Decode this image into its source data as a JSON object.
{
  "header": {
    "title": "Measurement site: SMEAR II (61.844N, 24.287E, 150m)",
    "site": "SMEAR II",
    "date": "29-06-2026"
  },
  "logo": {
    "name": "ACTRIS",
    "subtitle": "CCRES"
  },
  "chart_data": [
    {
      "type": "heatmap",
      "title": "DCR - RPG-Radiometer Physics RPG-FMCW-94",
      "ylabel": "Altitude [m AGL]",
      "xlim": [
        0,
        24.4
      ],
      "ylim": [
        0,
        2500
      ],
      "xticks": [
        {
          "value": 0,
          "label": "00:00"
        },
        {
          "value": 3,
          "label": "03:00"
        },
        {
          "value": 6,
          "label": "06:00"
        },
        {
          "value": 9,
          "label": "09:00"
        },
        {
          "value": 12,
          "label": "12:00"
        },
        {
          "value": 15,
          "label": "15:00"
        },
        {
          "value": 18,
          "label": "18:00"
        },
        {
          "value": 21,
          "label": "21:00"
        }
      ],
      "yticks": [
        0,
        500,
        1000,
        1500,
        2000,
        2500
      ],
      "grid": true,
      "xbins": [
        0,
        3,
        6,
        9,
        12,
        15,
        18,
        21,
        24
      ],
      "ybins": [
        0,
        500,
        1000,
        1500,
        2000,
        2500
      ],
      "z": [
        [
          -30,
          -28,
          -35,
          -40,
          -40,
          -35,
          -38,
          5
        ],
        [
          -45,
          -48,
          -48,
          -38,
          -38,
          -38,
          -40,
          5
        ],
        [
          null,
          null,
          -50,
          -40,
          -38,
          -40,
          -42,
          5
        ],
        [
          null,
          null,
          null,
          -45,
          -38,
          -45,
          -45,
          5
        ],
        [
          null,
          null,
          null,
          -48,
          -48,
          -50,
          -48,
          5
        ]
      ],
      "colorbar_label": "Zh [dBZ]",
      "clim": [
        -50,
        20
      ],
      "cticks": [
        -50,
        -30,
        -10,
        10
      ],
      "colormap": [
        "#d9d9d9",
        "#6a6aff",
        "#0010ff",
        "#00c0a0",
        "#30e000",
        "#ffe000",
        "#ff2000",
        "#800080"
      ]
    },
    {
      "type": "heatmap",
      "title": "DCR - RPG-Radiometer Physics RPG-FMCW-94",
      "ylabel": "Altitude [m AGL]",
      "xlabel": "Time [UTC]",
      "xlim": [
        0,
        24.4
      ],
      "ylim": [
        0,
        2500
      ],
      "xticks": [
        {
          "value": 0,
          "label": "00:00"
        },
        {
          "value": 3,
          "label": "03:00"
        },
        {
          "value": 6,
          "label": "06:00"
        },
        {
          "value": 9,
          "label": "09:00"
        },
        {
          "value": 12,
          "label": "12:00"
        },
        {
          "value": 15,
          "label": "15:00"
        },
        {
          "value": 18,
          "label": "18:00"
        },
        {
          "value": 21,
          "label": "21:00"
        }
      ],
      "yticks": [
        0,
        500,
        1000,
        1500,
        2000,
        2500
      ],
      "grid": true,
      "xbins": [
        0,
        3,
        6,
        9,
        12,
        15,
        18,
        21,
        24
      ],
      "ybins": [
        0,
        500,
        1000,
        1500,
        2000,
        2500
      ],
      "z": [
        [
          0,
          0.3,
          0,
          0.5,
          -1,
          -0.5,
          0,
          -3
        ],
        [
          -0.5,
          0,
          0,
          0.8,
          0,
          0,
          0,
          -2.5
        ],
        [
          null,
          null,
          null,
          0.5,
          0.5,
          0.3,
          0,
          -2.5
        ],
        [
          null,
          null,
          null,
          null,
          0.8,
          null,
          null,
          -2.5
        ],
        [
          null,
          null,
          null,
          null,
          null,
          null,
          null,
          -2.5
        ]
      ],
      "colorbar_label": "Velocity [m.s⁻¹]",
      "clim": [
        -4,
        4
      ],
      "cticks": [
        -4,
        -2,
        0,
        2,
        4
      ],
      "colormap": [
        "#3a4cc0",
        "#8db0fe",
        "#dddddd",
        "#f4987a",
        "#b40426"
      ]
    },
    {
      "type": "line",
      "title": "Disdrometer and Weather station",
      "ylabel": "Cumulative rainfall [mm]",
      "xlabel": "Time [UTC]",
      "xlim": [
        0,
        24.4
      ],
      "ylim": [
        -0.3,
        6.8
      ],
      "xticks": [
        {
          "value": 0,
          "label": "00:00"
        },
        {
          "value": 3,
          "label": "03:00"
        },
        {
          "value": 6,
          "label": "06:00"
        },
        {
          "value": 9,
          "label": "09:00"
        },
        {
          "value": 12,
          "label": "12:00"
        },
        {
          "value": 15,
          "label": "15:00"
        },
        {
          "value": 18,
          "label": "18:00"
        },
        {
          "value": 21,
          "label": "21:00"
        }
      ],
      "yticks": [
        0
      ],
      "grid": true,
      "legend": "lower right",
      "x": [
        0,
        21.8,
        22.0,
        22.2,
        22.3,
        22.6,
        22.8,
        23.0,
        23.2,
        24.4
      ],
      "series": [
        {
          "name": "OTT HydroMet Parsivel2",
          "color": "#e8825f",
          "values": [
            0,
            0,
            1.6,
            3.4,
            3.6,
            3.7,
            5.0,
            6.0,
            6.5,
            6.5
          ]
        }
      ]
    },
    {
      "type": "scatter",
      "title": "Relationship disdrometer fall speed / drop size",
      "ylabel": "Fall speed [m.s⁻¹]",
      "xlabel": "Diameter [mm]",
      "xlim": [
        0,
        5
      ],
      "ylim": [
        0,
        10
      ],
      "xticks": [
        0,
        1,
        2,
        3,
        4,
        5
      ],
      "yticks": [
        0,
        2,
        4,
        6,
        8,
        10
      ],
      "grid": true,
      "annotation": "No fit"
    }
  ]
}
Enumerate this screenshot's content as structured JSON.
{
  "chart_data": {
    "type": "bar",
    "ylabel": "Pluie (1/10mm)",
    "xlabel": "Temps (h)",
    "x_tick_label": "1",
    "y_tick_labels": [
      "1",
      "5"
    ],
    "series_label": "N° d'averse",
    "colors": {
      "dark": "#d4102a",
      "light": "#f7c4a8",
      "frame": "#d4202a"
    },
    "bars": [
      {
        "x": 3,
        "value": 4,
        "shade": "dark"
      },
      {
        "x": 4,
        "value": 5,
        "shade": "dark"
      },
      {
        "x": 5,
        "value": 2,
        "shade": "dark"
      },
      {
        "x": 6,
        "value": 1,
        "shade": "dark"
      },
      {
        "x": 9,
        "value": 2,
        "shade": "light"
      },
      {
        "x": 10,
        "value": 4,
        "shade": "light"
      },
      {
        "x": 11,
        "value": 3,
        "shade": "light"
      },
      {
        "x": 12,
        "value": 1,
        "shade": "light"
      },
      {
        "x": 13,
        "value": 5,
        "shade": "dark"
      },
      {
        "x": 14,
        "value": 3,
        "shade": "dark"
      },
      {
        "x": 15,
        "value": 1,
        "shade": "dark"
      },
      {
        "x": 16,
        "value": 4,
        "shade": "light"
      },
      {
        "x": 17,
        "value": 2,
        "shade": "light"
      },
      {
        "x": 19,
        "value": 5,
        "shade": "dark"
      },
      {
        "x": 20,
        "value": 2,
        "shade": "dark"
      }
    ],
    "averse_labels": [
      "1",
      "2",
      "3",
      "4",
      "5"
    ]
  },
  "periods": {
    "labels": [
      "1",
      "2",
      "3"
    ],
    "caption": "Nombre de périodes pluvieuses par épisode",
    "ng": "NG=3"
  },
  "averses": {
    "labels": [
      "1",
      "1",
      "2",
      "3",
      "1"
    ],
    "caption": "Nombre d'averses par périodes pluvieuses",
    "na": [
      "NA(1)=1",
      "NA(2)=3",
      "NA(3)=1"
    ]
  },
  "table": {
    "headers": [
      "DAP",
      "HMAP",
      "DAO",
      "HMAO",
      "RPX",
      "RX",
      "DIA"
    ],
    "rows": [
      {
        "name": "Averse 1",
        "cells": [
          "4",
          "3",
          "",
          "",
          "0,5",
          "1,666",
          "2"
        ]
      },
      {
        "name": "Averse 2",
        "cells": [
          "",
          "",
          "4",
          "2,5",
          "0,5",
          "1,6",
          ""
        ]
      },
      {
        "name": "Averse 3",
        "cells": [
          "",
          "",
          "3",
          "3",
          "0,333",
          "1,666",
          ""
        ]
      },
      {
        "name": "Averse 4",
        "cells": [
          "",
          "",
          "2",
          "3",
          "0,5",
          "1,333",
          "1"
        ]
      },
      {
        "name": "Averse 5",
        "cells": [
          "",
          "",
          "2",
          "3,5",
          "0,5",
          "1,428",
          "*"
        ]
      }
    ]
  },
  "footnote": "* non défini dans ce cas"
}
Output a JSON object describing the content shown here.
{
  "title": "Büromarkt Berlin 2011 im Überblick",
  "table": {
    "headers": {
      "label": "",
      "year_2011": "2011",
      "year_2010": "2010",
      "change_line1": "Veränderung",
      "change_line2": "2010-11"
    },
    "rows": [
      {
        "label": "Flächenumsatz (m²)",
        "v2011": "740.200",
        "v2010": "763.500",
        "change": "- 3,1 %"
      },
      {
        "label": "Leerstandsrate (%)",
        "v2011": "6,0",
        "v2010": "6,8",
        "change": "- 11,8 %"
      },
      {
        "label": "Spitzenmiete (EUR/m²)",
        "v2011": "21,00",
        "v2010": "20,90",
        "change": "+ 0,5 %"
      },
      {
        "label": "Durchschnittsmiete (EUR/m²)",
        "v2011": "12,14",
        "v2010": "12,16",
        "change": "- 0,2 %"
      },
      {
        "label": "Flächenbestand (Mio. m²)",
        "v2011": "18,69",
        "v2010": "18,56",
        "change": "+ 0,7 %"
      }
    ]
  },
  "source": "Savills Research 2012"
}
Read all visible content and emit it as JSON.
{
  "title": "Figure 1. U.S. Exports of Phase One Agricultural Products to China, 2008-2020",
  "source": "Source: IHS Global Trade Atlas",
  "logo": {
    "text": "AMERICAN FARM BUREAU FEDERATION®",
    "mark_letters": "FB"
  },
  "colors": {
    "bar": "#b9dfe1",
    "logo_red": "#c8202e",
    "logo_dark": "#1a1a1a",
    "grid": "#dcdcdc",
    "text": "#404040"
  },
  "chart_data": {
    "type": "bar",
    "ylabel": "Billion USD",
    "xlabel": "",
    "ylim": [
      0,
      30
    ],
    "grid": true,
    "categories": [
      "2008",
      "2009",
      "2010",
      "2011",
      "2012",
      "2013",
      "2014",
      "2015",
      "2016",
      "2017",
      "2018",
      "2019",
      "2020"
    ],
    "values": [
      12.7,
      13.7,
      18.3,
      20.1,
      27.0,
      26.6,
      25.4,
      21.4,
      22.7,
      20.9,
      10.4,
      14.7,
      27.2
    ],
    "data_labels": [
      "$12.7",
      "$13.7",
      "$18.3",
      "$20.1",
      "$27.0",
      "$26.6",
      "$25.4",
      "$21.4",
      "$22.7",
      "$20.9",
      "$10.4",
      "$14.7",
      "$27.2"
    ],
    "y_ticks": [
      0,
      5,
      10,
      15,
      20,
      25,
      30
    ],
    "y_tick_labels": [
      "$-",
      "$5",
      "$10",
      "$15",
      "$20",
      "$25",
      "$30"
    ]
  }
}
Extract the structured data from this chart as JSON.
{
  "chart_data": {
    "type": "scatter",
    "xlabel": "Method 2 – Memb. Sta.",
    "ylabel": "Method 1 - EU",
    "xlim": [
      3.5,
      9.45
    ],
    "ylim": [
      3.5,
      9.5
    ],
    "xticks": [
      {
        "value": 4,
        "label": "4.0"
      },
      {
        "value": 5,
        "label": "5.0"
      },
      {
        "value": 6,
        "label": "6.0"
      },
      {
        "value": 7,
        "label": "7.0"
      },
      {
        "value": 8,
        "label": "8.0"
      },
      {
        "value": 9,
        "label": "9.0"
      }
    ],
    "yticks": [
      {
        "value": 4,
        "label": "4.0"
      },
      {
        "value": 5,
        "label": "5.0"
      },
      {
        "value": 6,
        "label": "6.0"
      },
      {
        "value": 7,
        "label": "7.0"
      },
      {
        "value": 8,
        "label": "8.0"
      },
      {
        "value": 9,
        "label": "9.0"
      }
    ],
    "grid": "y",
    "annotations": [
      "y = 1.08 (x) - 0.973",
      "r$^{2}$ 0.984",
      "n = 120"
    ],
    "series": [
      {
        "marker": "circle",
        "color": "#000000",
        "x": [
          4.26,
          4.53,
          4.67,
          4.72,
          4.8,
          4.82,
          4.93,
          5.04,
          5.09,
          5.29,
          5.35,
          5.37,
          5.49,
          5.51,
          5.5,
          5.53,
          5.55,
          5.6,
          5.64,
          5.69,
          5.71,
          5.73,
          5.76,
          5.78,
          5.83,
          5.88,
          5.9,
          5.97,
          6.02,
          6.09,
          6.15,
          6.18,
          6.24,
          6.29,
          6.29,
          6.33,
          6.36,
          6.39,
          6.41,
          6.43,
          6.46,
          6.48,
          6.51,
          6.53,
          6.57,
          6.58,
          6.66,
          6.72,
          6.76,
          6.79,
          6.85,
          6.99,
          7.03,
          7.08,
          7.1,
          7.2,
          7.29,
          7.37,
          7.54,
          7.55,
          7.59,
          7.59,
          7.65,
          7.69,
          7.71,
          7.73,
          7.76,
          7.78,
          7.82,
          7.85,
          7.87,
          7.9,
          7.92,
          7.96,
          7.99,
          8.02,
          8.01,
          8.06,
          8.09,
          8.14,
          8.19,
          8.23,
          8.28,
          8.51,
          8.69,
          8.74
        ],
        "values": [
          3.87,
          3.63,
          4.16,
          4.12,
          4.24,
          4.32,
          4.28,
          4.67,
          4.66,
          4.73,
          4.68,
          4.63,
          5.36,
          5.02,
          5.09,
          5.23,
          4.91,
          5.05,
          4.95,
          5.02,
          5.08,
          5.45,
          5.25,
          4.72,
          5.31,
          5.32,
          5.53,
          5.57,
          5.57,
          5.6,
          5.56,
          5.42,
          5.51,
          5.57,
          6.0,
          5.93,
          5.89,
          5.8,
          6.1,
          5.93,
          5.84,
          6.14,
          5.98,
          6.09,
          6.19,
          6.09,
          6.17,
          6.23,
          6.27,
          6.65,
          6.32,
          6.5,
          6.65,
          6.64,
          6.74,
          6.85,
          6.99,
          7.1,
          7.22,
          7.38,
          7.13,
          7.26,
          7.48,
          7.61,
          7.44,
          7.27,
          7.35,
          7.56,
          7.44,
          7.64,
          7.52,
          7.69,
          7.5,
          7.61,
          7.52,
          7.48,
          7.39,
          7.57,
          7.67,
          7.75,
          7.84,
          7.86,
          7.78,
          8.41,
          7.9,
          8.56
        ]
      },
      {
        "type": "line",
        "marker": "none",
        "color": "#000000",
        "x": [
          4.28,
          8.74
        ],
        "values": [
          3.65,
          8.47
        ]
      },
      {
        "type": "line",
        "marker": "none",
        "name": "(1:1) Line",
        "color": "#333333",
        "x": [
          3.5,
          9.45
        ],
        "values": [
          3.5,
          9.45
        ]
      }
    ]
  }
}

§ Aim of the exercise: What is the number of lines in the data holding the word "périodes"? Reply with that number only.

§ Solved exercise: 2